- **SHORT PROBLEM**: From the listing below, pull each line that includes "Разработка".
— BEGIN SUPPLIED MATERIAL —
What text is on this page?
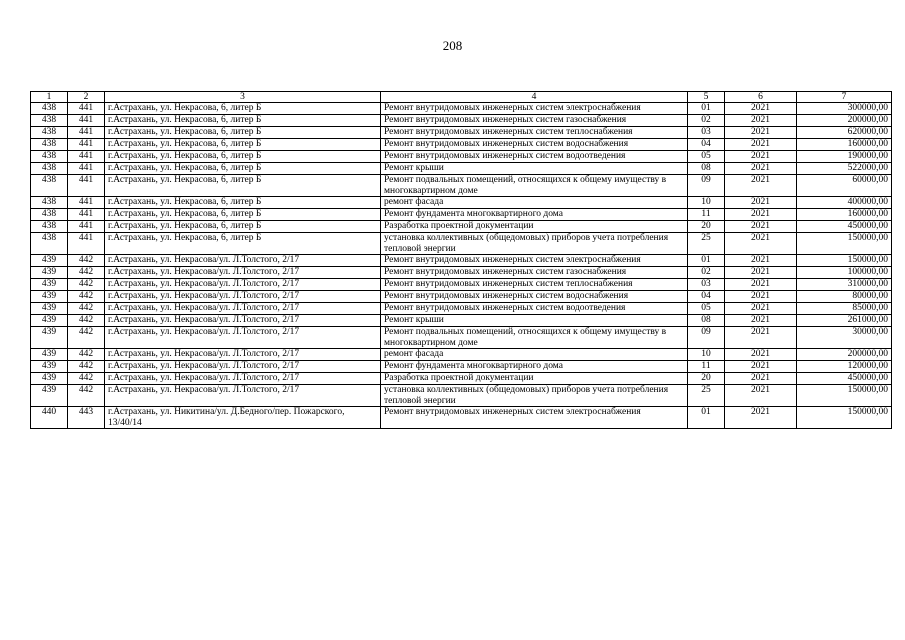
208
1	2	3	4	5	6	7
438	441	г.Астрахань, ул. Некрасова, 6, литер Б	Ремонт внутридомовых инженерных систем электроснабжения	01	2021	300000,00
438	441	г.Астрахань, ул. Некрасова, 6, литер Б	Ремонт внутридомовых инженерных систем газоснабжения	02	2021	200000,00
438	441	г.Астрахань, ул. Некрасова, 6, литер Б	Ремонт внутридомовых инженерных систем теплоснабжения	03	2021	620000,00
438	441	г.Астрахань, ул. Некрасова, 6, литер Б	Ремонт внутридомовых инженерных систем водоснабжения	04	2021	160000,00
438	441	г.Астрахань, ул. Некрасова, 6, литер Б	Ремонт внутридомовых инженерных систем водоотведения	05	2021	190000,00
438	441	г.Астрахань, ул. Некрасова, 6, литер Б	Ремонт крыши	08	2021	522000,00
438	441	г.Астрахань, ул. Некрасова, 6, литер Б	Ремонт подвальных помещений, относящихся к общему имуществу в многоквартирном доме	09	2021	60000,00
438	441	г.Астрахань, ул. Некрасова, 6, литер Б	ремонт фасада	10	2021	400000,00
438	441	г.Астрахань, ул. Некрасова, 6, литер Б	Ремонт фундамента многоквартирного дома	11	2021	160000,00
438	441	г.Астрахань, ул. Некрасова, 6, литер Б	Разработка проектной документации	20	2021	450000,00
438	441	г.Астрахань, ул. Некрасова, 6, литер Б	установка коллективных (общедомовых) приборов учета потребления тепловой энергии	25	2021	150000,00
439	442	г.Астрахань, ул. Некрасова/ул. Л.Толстого, 2/17	Ремонт внутридомовых инженерных систем электроснабжения	01	2021	150000,00
439	442	г.Астрахань, ул. Некрасова/ул. Л.Толстого, 2/17	Ремонт внутридомовых инженерных систем газоснабжения	02	2021	100000,00
439	442	г.Астрахань, ул. Некрасова/ул. Л.Толстого, 2/17	Ремонт внутридомовых инженерных систем теплоснабжения	03	2021	310000,00
439	442	г.Астрахань, ул. Некрасова/ул. Л.Толстого, 2/17	Ремонт внутридомовых инженерных систем водоснабжения	04	2021	80000,00
439	442	г.Астрахань, ул. Некрасова/ул. Л.Толстого, 2/17	Ремонт внутридомовых инженерных систем водоотведения	05	2021	85000,00
439	442	г.Астрахань, ул. Некрасова/ул. Л.Толстого, 2/17	Ремонт крыши	08	2021	261000,00
439	442	г.Астрахань, ул. Некрасова/ул. Л.Толстого, 2/17	Ремонт подвальных помещений, относящихся к общему имуществу в многоквартирном доме	09	2021	30000,00
439	442	г.Астрахань, ул. Некрасова/ул. Л.Толстого, 2/17	ремонт фасада	10	2021	200000,00
439	442	г.Астрахань, ул. Некрасова/ул. Л.Толстого, 2/17	Ремонт фундамента многоквартирного дома	11	2021	120000,00
439	442	г.Астрахань, ул. Некрасова/ул. Л.Толстого, 2/17	Разработка проектной документации	20	2021	450000,00
439	442	г.Астрахань, ул. Некрасова/ул. Л.Толстого, 2/17	установка коллективных (общедомовых) приборов учета потребления тепловой энергии	25	2021	150000,00
440	443	г.Астрахань, ул. Никитина/ул. Д.Бедного/пер. Пожарского, 13/40/14	Ремонт внутридомовых инженерных систем электроснабжения	01	2021	150000,00
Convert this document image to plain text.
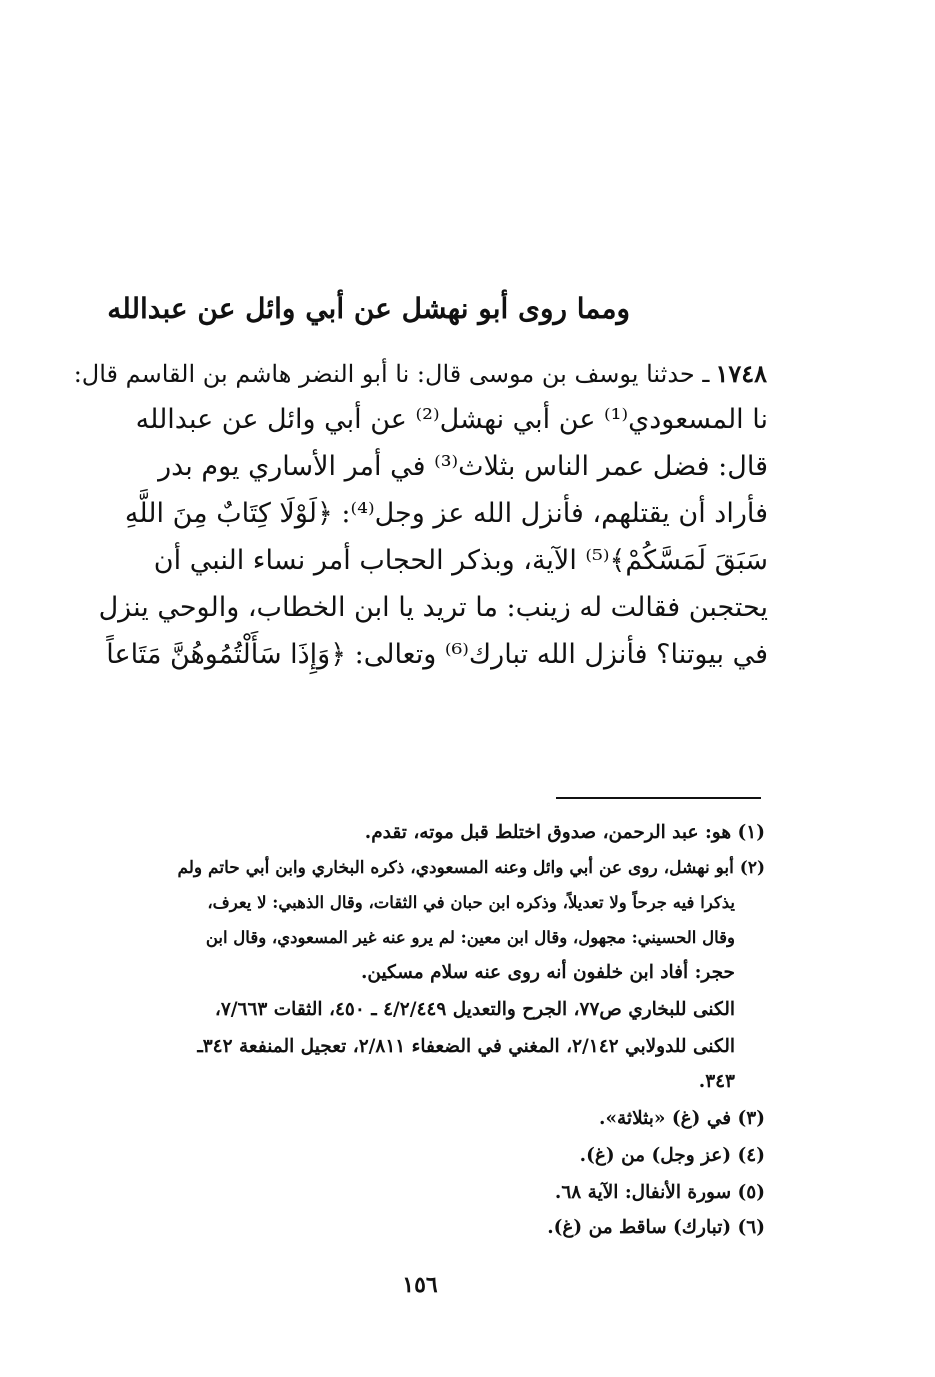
ومما روى أبو نهشل عن أبي وائل عن عبدالله
١٧٤٨ـ حدثنا يوسف بن موسى قال: نا أبو النضر هاشم بن القاسم قال:
نا المسعودي⁽¹⁾ عن أبي نهشل⁽²⁾ عن أبي وائل عن عبدالله
قال: فضل عمر الناس بثلاث⁽³⁾ في أمر الأساري يوم بدر
فأراد أن يقتلهم، فأنزل الله عز وجل⁽⁴⁾: ﴿لَوْلَا كِتَابٌ مِنَ اللَّهِ
سَبَقَ لَمَسَّكُمْ﴾⁽⁵⁾ الآية، وبذكر الحجاب أمر نساء النبي أن
يحتجبن فقالت له زينب: ما تريد يا ابن الخطاب، والوحي ينزل
في بيوتنا؟ فأنزل الله تبارك⁽⁶⁾ وتعالى: ﴿وَإِذَا سَأَلْتُمُوهُنَّ مَتَاعاً
(١) هو: عبد الرحمن، صدوق اختلط قبل موته، تقدم.
(٢) أبو نهشل، روى عن أبي وائل وعنه المسعودي، ذكره البخاري وابن أبي حاتم ولم
يذكرا فيه جرحاً ولا تعديلاً، وذكره ابن حبان في الثقات، وقال الذهبي: لا يعرف،
وقال الحسيني: مجهول، وقال ابن معين: لم يرو عنه غير المسعودي، وقال ابن
حجر: أفاد ابن خلفون أنه روى عنه سلام مسكين.
الكنى للبخاري ص٧٧، الجرح والتعديل ٤/٢/٤٤٩ ـ ٤٥٠، الثقات ٧/٦٦٣،
الكنى للدولابي ٢/١٤٢، المغني في الضعفاء ٢/٨١١، تعجيل المنفعة ٣٤٢ـ
٣٤٣.
(٣) في (غ) «بثلاثة».
(٤) (عز وجل) من (غ).
(٥) سورة الأنفال: الآية ٦٨.
(٦) (تبارك) ساقط من (غ).
١٥٦
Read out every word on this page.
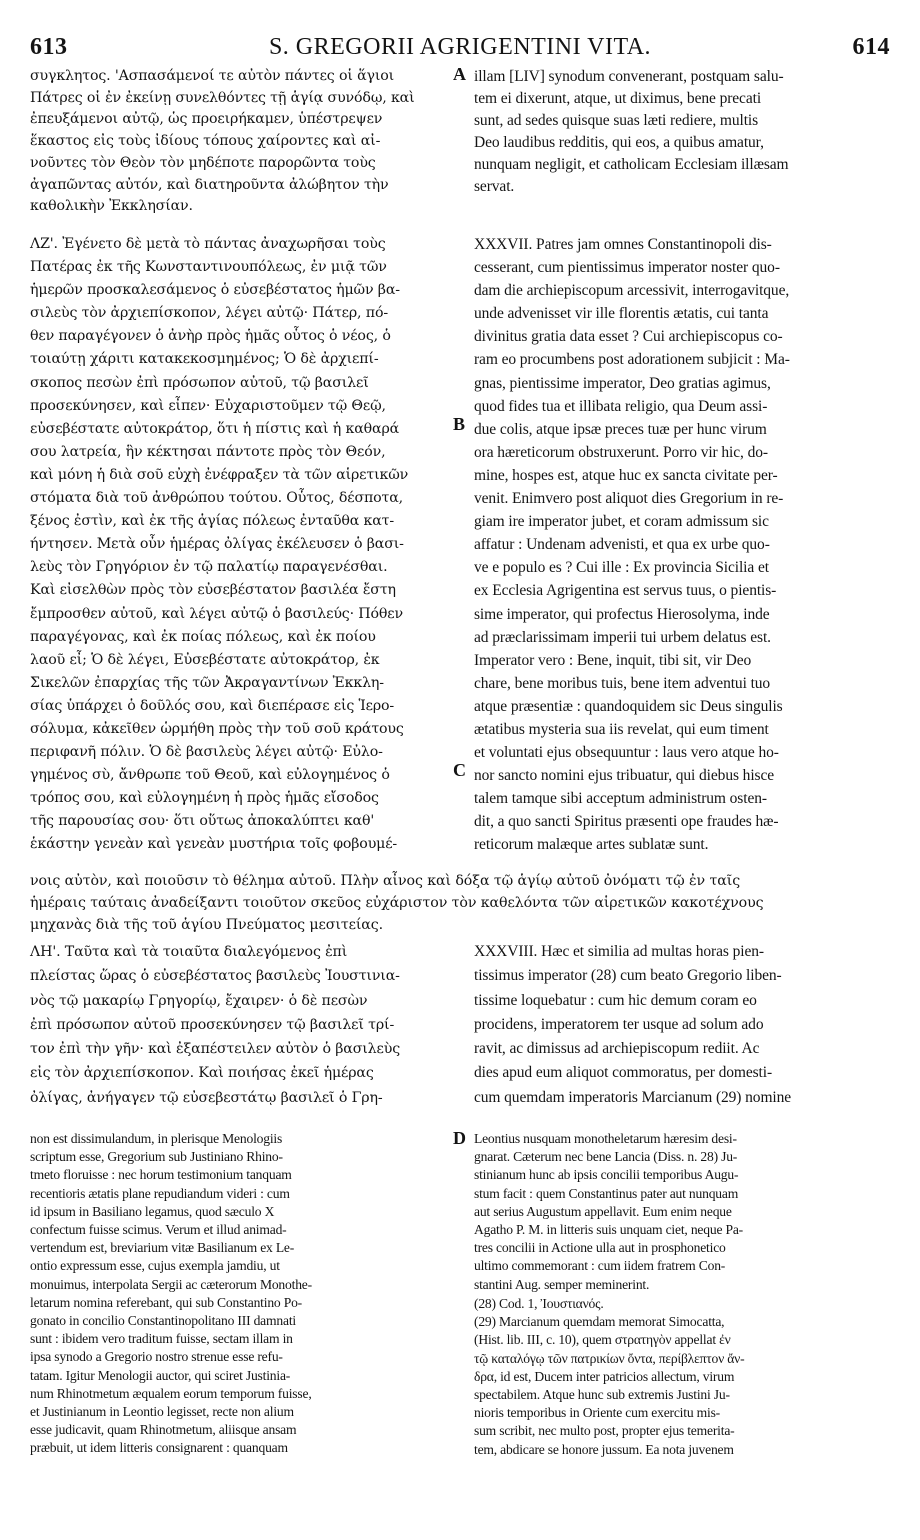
613	S. GREGORII AGRIGENTINI VITA.	614
συγκλητος. 'Ασπασάμενοί τε αὐτὸν πάντες οἱ ἅγιοι
Πάτρες οἱ ἐν ἐκείνῃ συνελθόντες τῇ ἁγίᾳ συνόδῳ, καὶ
ἐπευξάμενοι αὐτῷ, ὡς προειρήκαμεν, ὑπέστρεψεν
ἕκαστος εἰς τοὺς ἰδίους τόπους χαίροντες καὶ αἰ-
νοῦντες τὸν Θεὸν τὸν μηδέποτε παρορῶντα τοὺς
ἀγαπῶντας αὐτόν, καὶ διατηροῦντα ἀλώβητον τὴν
καθολικὴν Ἐκκλησίαν.
illam [LIV] synodum convenerant, postquam salu-
tem ei dixerunt, atque, ut diximus, bene precati
sunt, ad sedes quisque suas læti rediere, multis
Deo laudibus redditis, qui eos, a quibus amatur,
nunquam negligit, et catholicam Ecclesiam illæsam
servat.
ΛΖ'. Ἐγένετο δὲ μετὰ τὸ πάντας ἀναχωρῆσαι τοὺς
Πατέρας ἐκ τῆς Κωνσταντινουπόλεως, ἐν μιᾷ τῶν
ἡμερῶν προσκαλεσάμενος ὁ εὐσεβέστατος ἡμῶν βα-
σιλεὺς τὸν ἀρχιεπίσκοπον, λέγει αὐτῷ· Πάτερ, πό-
θεν παραγέγονεν ὁ ἀνὴρ πρὸς ἡμᾶς οὗτος ὁ νέος, ὁ
τοιαύτῃ χάριτι κατακεκοσμημένος; Ὁ δὲ ἀρχιεπί-
σκοπος πεσὼν ἐπὶ πρόσωπον αὐτοῦ, τῷ βασιλεῖ
προσεκύνησεν, καὶ εἶπεν· Εὐχαριστοῦμεν τῷ Θεῷ,
εὐσεβέστατε αὐτοκράτορ, ὅτι ἡ πίστις καὶ ἡ καθαρά
σου λατρεία, ἣν κέκτησαι πάντοτε πρὸς τὸν Θεόν,
καὶ μόνη ἡ διὰ σοῦ εὐχὴ ἐνέφραξεν τὰ τῶν αἱρετικῶν
στόματα διὰ τοῦ ἀνθρώπου τούτου. Οὗτος, δέσποτα,
ξένος ἐστὶν, καὶ ἐκ τῆς ἁγίας πόλεως ἐνταῦθα κατ-
ήντησεν. Μετὰ οὖν ἡμέρας ὀλίγας ἐκέλευσεν ὁ βασι-
λεὺς τὸν Γρηγόριον ἐν τῷ παλατίῳ παραγενέσθαι.
Καὶ εἰσελθὼν πρὸς τὸν εὐσεβέστατον βασιλέα ἔστη
ἔμπροσθεν αὐτοῦ, καὶ λέγει αὐτῷ ὁ βασιλεύς· Πόθεν
παραγέγονας, καὶ ἐκ ποίας πόλεως, καὶ ἐκ ποίου
λαοῦ εἶ; Ὁ δὲ λέγει, Εὐσεβέστατε αὐτοκράτορ, ἐκ
Σικελῶν ἐπαρχίας τῆς τῶν Ἀκραγαντίνων Ἐκκλη-
σίας ὑπάρχει ὁ δοῦλός σου, καὶ διεπέρασε εἰς Ἱερο-
σόλυμα, κἀκεῖθεν ὡρμήθη πρὸς τὴν τοῦ σοῦ κράτους
περιφανῆ πόλιν. Ὁ δὲ βασιλεὺς λέγει αὐτῷ· Εὐλο-
γημένος σὺ, ἄνθρωπε τοῦ Θεοῦ, καὶ εὐλογημένος ὁ
τρόπος σου, καὶ εὐλογημένη ἡ πρὸς ἡμᾶς εἴσοδος
τῆς παρουσίας σου· ὅτι οὕτως ἀποκαλύπτει καθ'
ἑκάστην γενεὰν καὶ γενεὰν μυστήρια τοῖς φοβουμέ-
XXXVII. Patres jam omnes Constantinopoli dis-
cesserant, cum pientissimus imperator noster quo-
dam die archiepiscopum arcessivit, interrogavitque,
unde advenisset vir ille florentis ætatis, cui tanta
divinitus gratia data esset ? Cui archiepiscopus co-
ram eo procumbens post adorationem subjicit : Ma-
gnas, pientissime imperator, Deo gratias agimus,
quod fides tua et illibata religio, qua Deum assi-
due colis, atque ipsæ preces tuæ per hunc virum
ora hæreticorum obstruxerunt. Porro vir hic, do-
mine, hospes est, atque huc ex sancta civitate per-
venit. Enimvero post aliquot dies Gregorium in re-
giam ire imperator jubet, et coram admissum sic
affatur : Undenam advenisti, et qua ex urbe quo-
ve e populo es ? Cui ille : Ex provincia Sicilia et
ex Ecclesia Agrigentina est servus tuus, o pientis-
sime imperator, qui profectus Hierosolyma, inde
ad præclarissimam imperii tui urbem delatus est.
Imperator vero : Bene, inquit, tibi sit, vir Deo
chare, bene moribus tuis, bene item adventui tuo
atque præsentiæ : quandoquidem sic Deus singulis
ætatibus mysteria sua iis revelat, qui eum timent
et voluntati ejus obsequuntur : laus vero atque ho-
nor sancto nomini ejus tribuatur, qui diebus hisce
talem tamque sibi acceptum administrum osten-
dit, a quo sancti Spiritus præsenti ope fraudes hæ-
reticorum malæque artes sublatæ sunt.
νοις αὐτὸν, καὶ ποιοῦσιν τὸ θέλημα αὐτοῦ. Πλὴν αἶνος καὶ δόξα τῷ ἁγίῳ αὐτοῦ ὀνόματι τῷ ἐν ταῖς
ἡμέραις ταύταις ἀναδείξαντι τοιοῦτον σκεῦος εὐχάριστον τὸν καθελόντα τῶν αἱρετικῶν κακοτέχνους
μηχανὰς διὰ τῆς τοῦ ἁγίου Πνεύματος μεσιτείας.
ΛΗ'. Ταῦτα καὶ τὰ τοιαῦτα διαλεγόμενος ἐπὶ
πλείστας ὥρας ὁ εὐσεβέστατος βασιλεὺς Ἰουστινια-
νὸς τῷ μακαρίῳ Γρηγορίῳ, ἔχαιρεν· ὁ δὲ πεσὼν
ἐπὶ πρόσωπον αὐτοῦ προσεκύνησεν τῷ βασιλεῖ τρί-
τον ἐπὶ τὴν γῆν· καὶ ἐξαπέστειλεν αὐτὸν ὁ βασιλεὺς
εἰς τὸν ἀρχιεπίσκοπον. Καὶ ποιήσας ἐκεῖ ἡμέρας
ὀλίγας, ἀνήγαγεν τῷ εὐσεβεστάτῳ βασιλεῖ ὁ Γρη-
XXXVIII. Hæc et similia ad multas horas pien-
tissimus imperator (28) cum beato Gregorio liben-
tissime loquebatur : cum hic demum coram eo
procidens, imperatorem ter usque ad solum ado
ravit, ac dimissus ad archiepiscopum rediit. Ac
dies apud eum aliquot commoratus, per domesti-
cum quemdam imperatoris Marcianum (29) nomine
non est dissimulandum, in plerisque Menologiis
scriptum esse, Gregorium sub Justiniano Rhino-
tmeto floruisse : nec horum testimonium tanquam
recentioris ætatis plane repudiandum videri : cum
id ipsum in Basiliano legamus, quod sæculo X
confectum fuisse scimus. Verum et illud animad-
vertendum est, breviarium vitæ Basilianum ex Le-
ontio expressum esse, cujus exempla jamdiu, ut
monuimus, interpolata Sergii ac cæterorum Monothe-
letarum nomina referebant, qui sub Constantino Po-
gonato in concilio Constantinopolitano III damnati
sunt : ibidem vero traditum fuisse, sectam illam in
ipsa synodo a Gregorio nostro strenue esse refu-
tatam. Igitur Menologii auctor, qui sciret Justinia-
num Rhinotmetum æqualem eorum temporum fuisse,
et Justinianum in Leontio legisset, recte non alium
esse judicavit, quam Rhinotmetum, aliisque ansam
præbuit, ut idem litteris consignarent : quanquam
Leontius nusquam monotheletarum hæresim desi-
gnarat. Cæterum nec bene Lancia (Diss. n. 28) Ju-
stinianum hunc ab ipsis concilii temporibus Augu-
stum facit : quem Constantinus pater aut nunquam
aut serius Augustum appellavit. Eum enim neque
Agatho P. M. in litteris suis unquam ciet, neque Pa-
tres concilii in Actione ulla aut in prosphonetico
ultimo commemorant : cum iidem fratrem Con-
stantini Aug. semper meminerint.
(28) Cod. 1, Ἰουστιανός.
(29) Marcianum quemdam memorat Simocatta,
(Hist. lib. III, c. 10), quem στρατηγὸν appellat ἐν
τῷ καταλόγῳ τῶν πατρικίων ὄντα, περίβλεπτον ἄν-
δρα, id est, Ducem inter patricios allectum, virum
spectabilem. Atque hunc sub extremis Justini Ju-
nioris temporibus in Oriente cum exercitu mis-
sum scribit, nec multo post, propter ejus temerita-
tem, abdicare se honore jussum. Ea nota juvenem
A
B
C
D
— END SUPPLIED MATERIAL —
- **OUTPUT OF THE EXERCISE**:
438	441	г.Астрахань, ул. Некрасова, 6, литер Б	Разработка проектной документации	20	2021	450000,00
439	442	г.Астрахань, ул. Некрасова/ул. Л.Толстого, 2/17	Разработка проектной документации	20	2021	450000,00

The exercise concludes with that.